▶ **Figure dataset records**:
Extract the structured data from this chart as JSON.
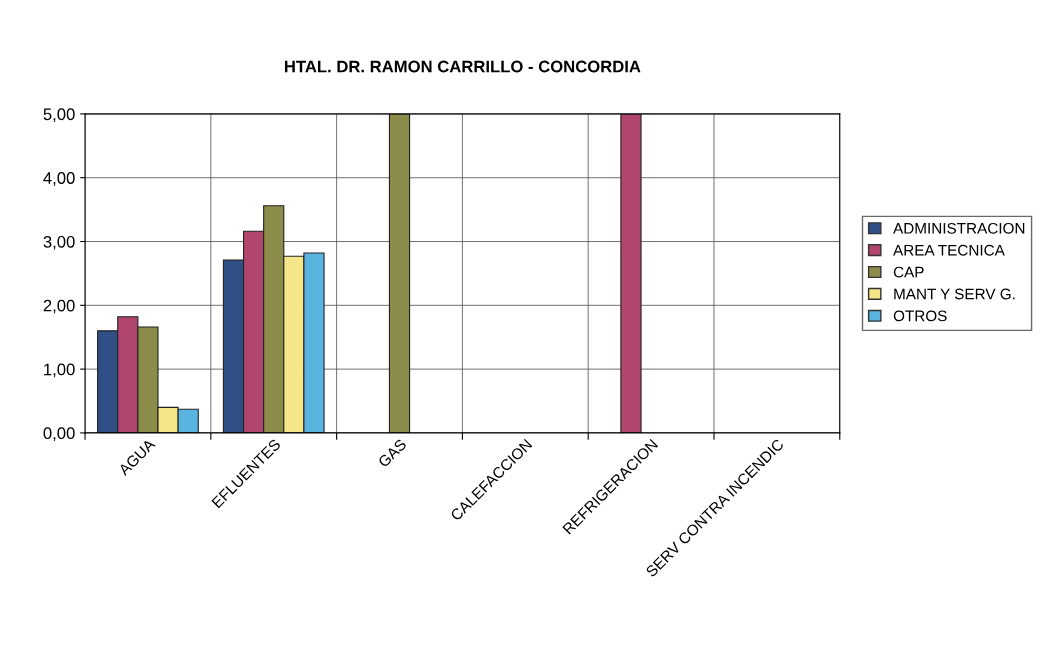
{
  "chart_data": {
    "type": "bar",
    "title": "HTAL. DR. RAMON CARRILLO - CONCORDIA",
    "categories": [
      "AGUA",
      "EFLUENTES",
      "GAS",
      "CALEFACCION",
      "REFRIGERACION",
      "SERV CONTRA INCENDIC"
    ],
    "series": [
      {
        "name": "ADMINISTRACION",
        "color": "#2f4f86",
        "values": [
          1.6,
          2.71,
          null,
          null,
          null,
          null
        ]
      },
      {
        "name": "AREA TECNICA",
        "color": "#b0466e",
        "values": [
          1.82,
          3.16,
          null,
          null,
          5.0,
          null
        ]
      },
      {
        "name": "CAP",
        "color": "#8c8c4a",
        "values": [
          1.66,
          3.56,
          5.0,
          null,
          null,
          null
        ]
      },
      {
        "name": "MANT Y SERV G.",
        "color": "#f5e68a",
        "values": [
          0.4,
          2.77,
          null,
          null,
          null,
          null
        ]
      },
      {
        "name": "OTROS",
        "color": "#5ab4e0",
        "values": [
          0.37,
          2.82,
          null,
          null,
          null,
          null
        ]
      }
    ],
    "ylim": [
      0,
      5
    ],
    "yticks": [
      {
        "value": 0,
        "label": "0,00"
      },
      {
        "value": 1,
        "label": "1,00"
      },
      {
        "value": 2,
        "label": "2,00"
      },
      {
        "value": 3,
        "label": "3,00"
      },
      {
        "value": 4,
        "label": "4,00"
      },
      {
        "value": 5,
        "label": "5,00"
      }
    ],
    "grid": true,
    "legend": "right"
  }
}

▶ **Requirements**: Copy all the lines of data exactly as they appear, dropping any images.

▶ **Finished exercise**:
Extract the structured data from this chart as JSON.
{
  "chart_data": {
    "type": "bar",
    "title": "HTAL. DR. RAMON CARRILLO - CONCORDIA",
    "categories": [
      "AGUA",
      "EFLUENTES",
      "GAS",
      "CALEFACCION",
      "REFRIGERACION",
      "SERV CONTRA INCENDIC"
    ],
    "series": [
      {
        "name": "ADMINISTRACION",
        "color": "#2f4f86",
        "values": [
          1.6,
          2.71,
          null,
          null,
          null,
          null
        ]
      },
      {
        "name": "AREA TECNICA",
        "color": "#b0466e",
        "values": [
          1.82,
          3.16,
          null,
          null,
          5.0,
          null
        ]
      },
      {
        "name": "CAP",
        "color": "#8c8c4a",
        "values": [
          1.66,
          3.56,
          5.0,
          null,
          null,
          null
        ]
      },
      {
        "name": "MANT Y SERV G.",
        "color": "#f5e68a",
        "values": [
          0.4,
          2.77,
          null,
          null,
          null,
          null
        ]
      },
      {
        "name": "OTROS",
        "color": "#5ab4e0",
        "values": [
          0.37,
          2.82,
          null,
          null,
          null,
          null
        ]
      }
    ],
    "ylim": [
      0,
      5
    ],
    "yticks": [
      {
        "value": 0,
        "label": "0,00"
      },
      {
        "value": 1,
        "label": "1,00"
      },
      {
        "value": 2,
        "label": "2,00"
      },
      {
        "value": 3,
        "label": "3,00"
      },
      {
        "value": 4,
        "label": "4,00"
      },
      {
        "value": 5,
        "label": "5,00"
      }
    ],
    "grid": true,
    "legend": "right"
  }
}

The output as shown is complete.